**Ausgewählter Textauszug**
★ ★ ★

Montag, 3. Februar 2014
The Tractate Middoth
GB 2013, Regie: Mark Gatiss



Als ein älterer Herr in einer Universitätsbibliothek nach einem seltenem hebräischem Traktat fragt, informiert ihn der junge Bibliothekar, daß gerade ein Geistlicher genau das selbe Buch studiert, worauf der Kunde den Platz panikartig verläßt. Am nächsten Tag kommt er wieder, und als der Bibliothekar das Buch für ihn holen will, ist der seltsame Vikar plötzlich auch wieder da...



Sehr schön, daß die BBC ihr Format "Ghost Story for Christmas" immer wieder aufgreift: Hier nun eine weitere Adaption einer Erzählung des großartigen M.R. James, die formal und darstellerisch nichts zu wünschen übrig läßt. Neben dem üblich leisen, vieles im Dunklen lassenden Grauen des Autors überzeugen hier auch die Set Pieces im frühen 20. Jahrhundert sowie die bis in die kleinste Nebenrolle perfekte Besetzung mit Charakterköpfen, die der Erzählung noch feine Nuancen hinzufügen.

★ ★ ★

**Bereitgestellte Daten**
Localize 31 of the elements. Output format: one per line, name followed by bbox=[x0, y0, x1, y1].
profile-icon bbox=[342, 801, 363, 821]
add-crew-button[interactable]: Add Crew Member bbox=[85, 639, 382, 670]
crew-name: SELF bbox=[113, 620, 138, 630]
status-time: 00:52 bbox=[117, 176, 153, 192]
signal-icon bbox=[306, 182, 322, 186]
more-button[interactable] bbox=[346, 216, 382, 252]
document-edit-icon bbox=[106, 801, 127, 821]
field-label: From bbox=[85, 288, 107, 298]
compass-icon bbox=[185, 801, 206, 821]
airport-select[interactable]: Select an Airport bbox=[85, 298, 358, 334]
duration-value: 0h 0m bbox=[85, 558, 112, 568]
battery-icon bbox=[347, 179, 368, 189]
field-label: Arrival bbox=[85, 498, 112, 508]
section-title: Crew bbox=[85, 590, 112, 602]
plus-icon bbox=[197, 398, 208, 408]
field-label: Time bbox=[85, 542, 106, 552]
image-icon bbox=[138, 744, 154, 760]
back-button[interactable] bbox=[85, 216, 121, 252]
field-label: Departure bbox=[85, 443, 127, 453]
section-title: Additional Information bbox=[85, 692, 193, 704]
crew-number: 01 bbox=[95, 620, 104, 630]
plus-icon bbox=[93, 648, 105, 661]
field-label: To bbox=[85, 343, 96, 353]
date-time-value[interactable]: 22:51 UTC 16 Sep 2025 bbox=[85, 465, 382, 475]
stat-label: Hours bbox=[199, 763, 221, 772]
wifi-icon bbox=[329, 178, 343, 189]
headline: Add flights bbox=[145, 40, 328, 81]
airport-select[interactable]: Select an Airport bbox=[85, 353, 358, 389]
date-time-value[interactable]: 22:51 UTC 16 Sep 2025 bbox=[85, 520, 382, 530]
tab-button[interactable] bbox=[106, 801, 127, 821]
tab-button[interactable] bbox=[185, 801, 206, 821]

★ ★ ★

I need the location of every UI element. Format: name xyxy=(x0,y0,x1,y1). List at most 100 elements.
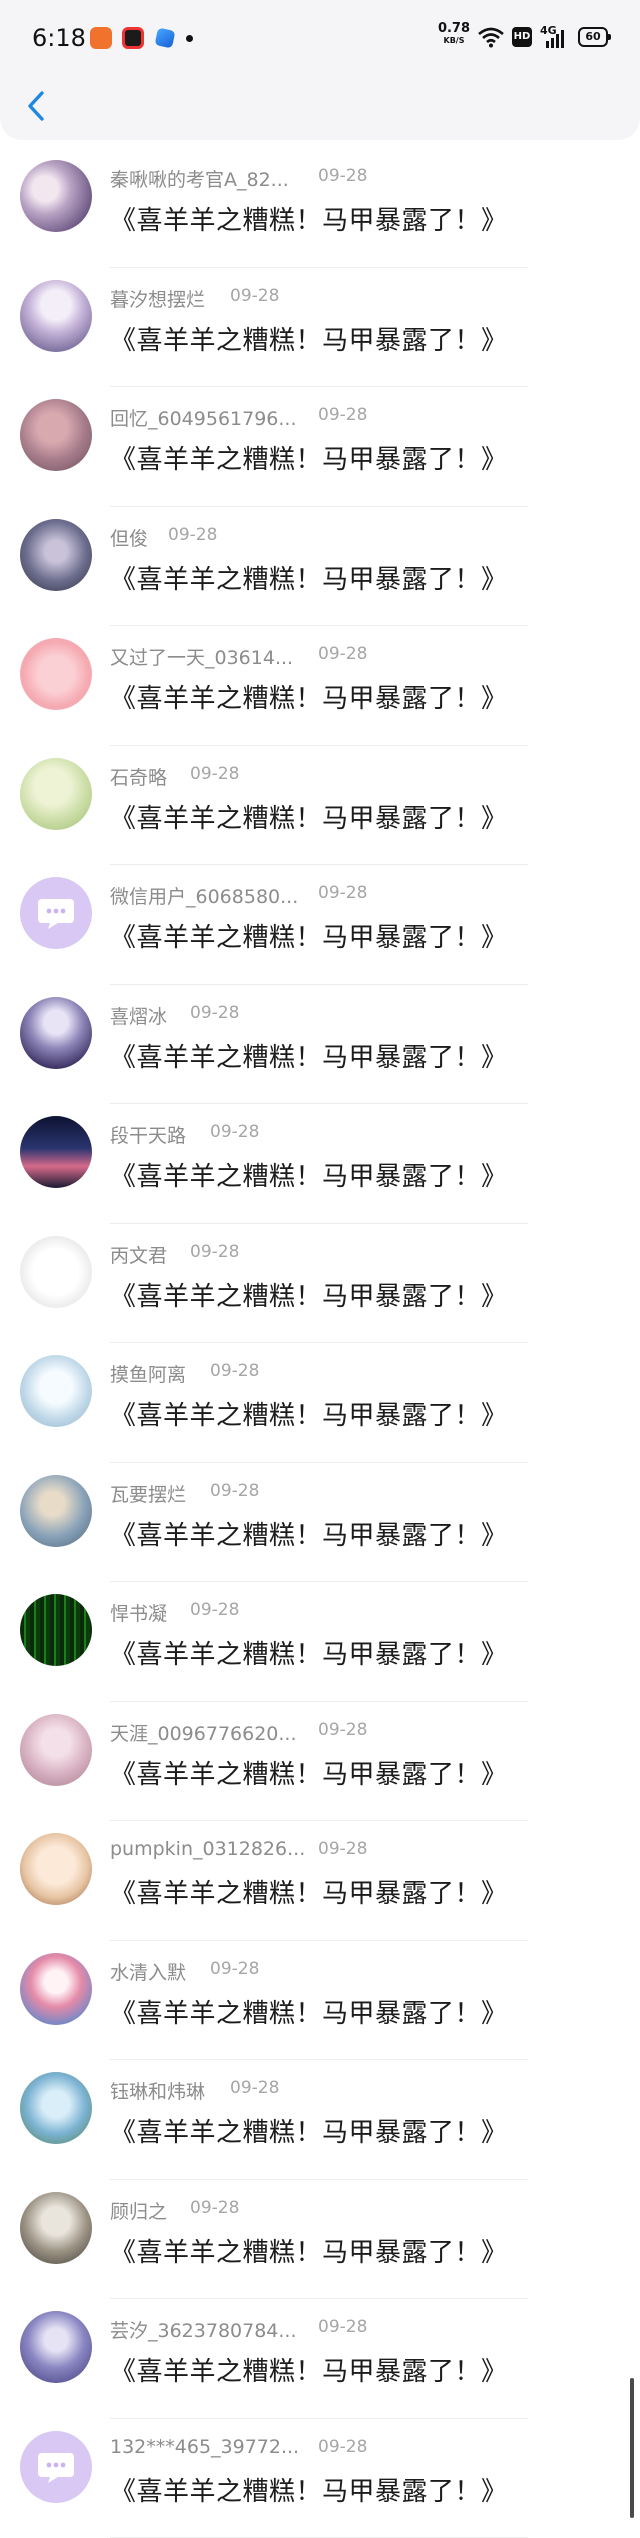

★ ★ ★

**Aufgaben**
A: Beantworte anhand der Filmbesprechung zu „The Tractate Middoth“:
(i) Wer führte Regie?
(ii) Wie reagiert der ältere Herr am ersten Tag, als er erfährt, daß ein Geistlicher dasselbe Buch studiert?
(iii) Von welchem Autor stammt die Erzählung, die hier adaptiert wurde?
B: Greife die Filmbesprechung zu „The Tractate Middoth“ nach ihrem letzten Satz auf und führe sie fort.

**Antworten der Reihe**
A:
(i) Mark Gatiss
(ii) Er verläßt den Platz panikartig.
(iii) M.R. James

B:
Über den Autor und Regisseur Mark Gatiss muß man sich schon ein bißchen wundern: Der haut ja qualitativ hochwertige Drehbücher (u.a. für "Sherlock" und "Dr. Who") raus, wie andere Leute Einkaufslisten, dreht nebenher noch Dokumentationen und ist als Schauspieler aktiv. Ein Bündnis mit finsteren Mächten halte ich hier für sehr wahrscheinlich.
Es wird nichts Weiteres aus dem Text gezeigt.